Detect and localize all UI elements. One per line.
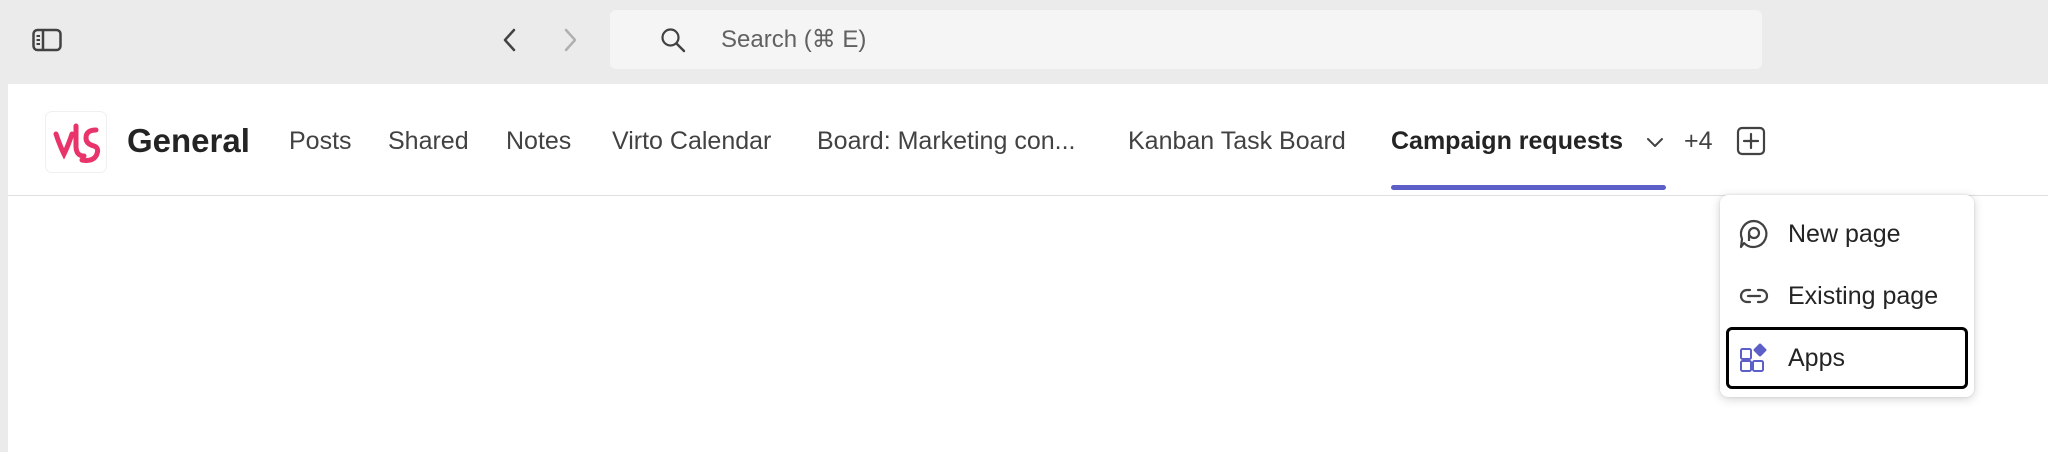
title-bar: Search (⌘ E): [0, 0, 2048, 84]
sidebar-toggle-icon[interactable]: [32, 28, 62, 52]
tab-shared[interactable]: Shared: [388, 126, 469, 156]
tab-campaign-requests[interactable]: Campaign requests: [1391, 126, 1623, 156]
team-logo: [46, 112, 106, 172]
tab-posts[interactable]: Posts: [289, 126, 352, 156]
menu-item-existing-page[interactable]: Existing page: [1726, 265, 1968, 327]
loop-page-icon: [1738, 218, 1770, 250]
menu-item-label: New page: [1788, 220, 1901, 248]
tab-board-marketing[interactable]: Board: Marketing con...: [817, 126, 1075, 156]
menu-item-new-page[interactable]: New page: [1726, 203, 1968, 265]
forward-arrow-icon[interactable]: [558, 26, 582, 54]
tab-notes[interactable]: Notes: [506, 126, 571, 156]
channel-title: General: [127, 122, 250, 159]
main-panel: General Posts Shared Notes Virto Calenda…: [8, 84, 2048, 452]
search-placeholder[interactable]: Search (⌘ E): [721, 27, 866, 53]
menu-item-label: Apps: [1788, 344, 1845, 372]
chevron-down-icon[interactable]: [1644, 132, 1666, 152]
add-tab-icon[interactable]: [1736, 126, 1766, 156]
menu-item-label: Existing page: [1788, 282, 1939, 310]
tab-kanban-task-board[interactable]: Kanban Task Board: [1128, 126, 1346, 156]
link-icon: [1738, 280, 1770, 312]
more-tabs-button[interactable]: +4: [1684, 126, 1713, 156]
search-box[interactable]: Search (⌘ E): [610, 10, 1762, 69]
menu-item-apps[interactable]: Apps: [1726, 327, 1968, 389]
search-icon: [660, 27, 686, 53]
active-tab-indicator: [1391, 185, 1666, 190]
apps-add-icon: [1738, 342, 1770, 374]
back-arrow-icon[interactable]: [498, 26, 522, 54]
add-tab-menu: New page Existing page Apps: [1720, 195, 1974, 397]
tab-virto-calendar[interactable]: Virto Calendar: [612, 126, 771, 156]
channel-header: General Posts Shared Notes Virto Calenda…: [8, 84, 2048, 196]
---*---
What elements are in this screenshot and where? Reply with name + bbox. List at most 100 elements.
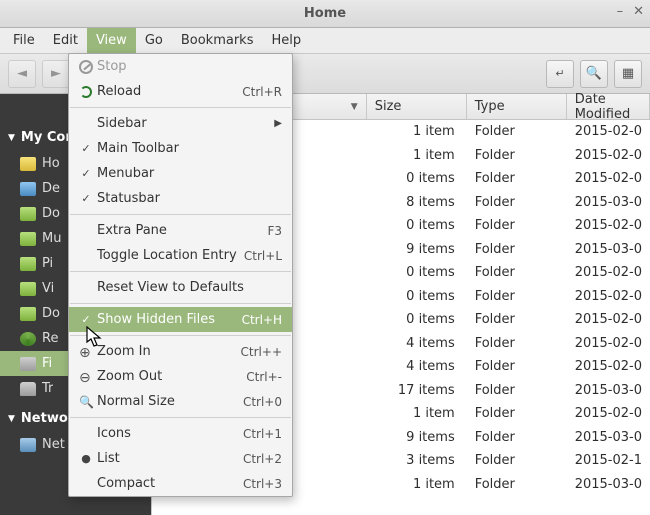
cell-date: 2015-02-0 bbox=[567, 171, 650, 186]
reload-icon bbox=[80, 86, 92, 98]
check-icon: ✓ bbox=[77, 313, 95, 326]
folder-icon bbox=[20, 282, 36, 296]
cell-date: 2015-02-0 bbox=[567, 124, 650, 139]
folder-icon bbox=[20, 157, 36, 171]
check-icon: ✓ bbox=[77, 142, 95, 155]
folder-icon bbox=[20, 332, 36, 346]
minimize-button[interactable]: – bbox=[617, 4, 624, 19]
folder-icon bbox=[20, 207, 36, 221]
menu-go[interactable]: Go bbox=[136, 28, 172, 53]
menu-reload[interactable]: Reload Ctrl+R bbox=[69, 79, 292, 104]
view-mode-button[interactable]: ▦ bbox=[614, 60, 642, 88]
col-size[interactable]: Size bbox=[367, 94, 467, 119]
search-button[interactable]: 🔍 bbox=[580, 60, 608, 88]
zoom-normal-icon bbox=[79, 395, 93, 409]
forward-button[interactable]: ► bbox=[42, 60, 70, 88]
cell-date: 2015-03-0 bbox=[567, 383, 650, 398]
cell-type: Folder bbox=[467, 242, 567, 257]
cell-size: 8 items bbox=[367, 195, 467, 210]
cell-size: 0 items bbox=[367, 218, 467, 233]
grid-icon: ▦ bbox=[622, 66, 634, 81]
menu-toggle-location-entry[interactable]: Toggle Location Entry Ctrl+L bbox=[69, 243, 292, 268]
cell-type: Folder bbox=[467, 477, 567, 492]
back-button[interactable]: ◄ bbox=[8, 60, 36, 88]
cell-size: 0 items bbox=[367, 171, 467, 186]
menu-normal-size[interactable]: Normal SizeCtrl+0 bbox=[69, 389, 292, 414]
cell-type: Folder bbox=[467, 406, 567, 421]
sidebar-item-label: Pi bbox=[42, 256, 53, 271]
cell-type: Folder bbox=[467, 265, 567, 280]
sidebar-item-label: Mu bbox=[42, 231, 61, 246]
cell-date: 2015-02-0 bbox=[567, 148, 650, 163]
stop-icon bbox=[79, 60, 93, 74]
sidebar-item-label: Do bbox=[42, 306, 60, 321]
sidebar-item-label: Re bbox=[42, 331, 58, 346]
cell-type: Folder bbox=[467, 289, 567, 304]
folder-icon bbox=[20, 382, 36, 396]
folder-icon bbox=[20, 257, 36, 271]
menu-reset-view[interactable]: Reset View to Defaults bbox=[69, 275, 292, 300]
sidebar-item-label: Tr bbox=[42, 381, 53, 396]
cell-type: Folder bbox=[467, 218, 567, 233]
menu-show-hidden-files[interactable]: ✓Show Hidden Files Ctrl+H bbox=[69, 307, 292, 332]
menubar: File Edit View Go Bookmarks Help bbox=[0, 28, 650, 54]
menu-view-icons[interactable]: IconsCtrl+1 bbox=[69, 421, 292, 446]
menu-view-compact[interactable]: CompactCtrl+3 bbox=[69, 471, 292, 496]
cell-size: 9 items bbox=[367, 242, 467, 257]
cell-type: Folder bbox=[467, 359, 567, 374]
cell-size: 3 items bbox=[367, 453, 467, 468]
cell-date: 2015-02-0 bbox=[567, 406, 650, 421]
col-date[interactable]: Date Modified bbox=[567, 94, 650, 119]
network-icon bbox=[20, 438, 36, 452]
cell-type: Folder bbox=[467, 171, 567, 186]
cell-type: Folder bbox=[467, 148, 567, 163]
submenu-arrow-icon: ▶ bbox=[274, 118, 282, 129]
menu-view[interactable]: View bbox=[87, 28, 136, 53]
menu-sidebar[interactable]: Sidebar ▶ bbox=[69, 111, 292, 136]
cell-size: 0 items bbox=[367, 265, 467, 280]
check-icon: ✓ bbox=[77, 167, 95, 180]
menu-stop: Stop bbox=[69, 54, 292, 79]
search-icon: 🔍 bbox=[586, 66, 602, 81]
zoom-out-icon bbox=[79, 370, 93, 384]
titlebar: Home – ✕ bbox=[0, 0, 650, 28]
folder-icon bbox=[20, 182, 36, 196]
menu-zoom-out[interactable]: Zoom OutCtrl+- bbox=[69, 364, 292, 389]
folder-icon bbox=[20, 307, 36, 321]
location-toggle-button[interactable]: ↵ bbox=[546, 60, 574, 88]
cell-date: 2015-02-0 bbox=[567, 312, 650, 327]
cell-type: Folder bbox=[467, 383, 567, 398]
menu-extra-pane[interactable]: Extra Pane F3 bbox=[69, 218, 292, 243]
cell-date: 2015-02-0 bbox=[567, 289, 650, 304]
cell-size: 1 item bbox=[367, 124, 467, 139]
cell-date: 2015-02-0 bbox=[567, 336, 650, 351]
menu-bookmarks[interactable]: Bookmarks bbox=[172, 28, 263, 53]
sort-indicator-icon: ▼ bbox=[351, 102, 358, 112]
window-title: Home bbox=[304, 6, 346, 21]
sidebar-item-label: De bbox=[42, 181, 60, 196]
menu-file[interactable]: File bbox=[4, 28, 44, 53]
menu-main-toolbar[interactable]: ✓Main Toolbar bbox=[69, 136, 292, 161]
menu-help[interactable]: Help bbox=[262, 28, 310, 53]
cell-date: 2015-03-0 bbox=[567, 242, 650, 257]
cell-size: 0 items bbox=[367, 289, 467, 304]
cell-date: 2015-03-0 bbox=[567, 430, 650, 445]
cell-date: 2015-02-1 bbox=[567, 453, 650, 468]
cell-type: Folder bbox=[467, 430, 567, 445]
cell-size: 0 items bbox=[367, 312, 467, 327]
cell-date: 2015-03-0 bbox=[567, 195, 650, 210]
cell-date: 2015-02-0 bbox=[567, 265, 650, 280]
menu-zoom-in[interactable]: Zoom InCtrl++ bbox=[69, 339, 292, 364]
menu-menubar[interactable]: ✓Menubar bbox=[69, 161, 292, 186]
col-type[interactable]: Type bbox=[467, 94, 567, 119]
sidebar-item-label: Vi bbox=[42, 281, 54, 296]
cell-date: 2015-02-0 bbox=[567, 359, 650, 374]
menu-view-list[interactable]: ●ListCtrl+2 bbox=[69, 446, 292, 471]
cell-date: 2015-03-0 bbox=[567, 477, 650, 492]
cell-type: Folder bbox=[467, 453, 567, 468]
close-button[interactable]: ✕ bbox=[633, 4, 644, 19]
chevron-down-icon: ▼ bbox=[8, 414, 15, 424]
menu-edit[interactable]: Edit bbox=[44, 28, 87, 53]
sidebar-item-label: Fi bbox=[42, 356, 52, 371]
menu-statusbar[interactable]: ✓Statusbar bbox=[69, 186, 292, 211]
---*---
→ **Written instruction**
Reproduce the listing lines verbatim, beginning at the line that has "title-bar: Search (⌘ E): [0, 0, 2048, 84]" and stopping after the line that has "tab-posts[interactable]: Posts: [289, 126, 352, 156]".

→ **Answer for the task**
title-bar: Search (⌘ E): [0, 0, 2048, 84]
sidebar-toggle-icon[interactable]: [32, 28, 62, 52]
tab-shared[interactable]: Shared: [388, 126, 469, 156]
tab-campaign-requests[interactable]: Campaign requests: [1391, 126, 1623, 156]
team-logo: [46, 112, 106, 172]
tab-posts[interactable]: Posts: [289, 126, 352, 156]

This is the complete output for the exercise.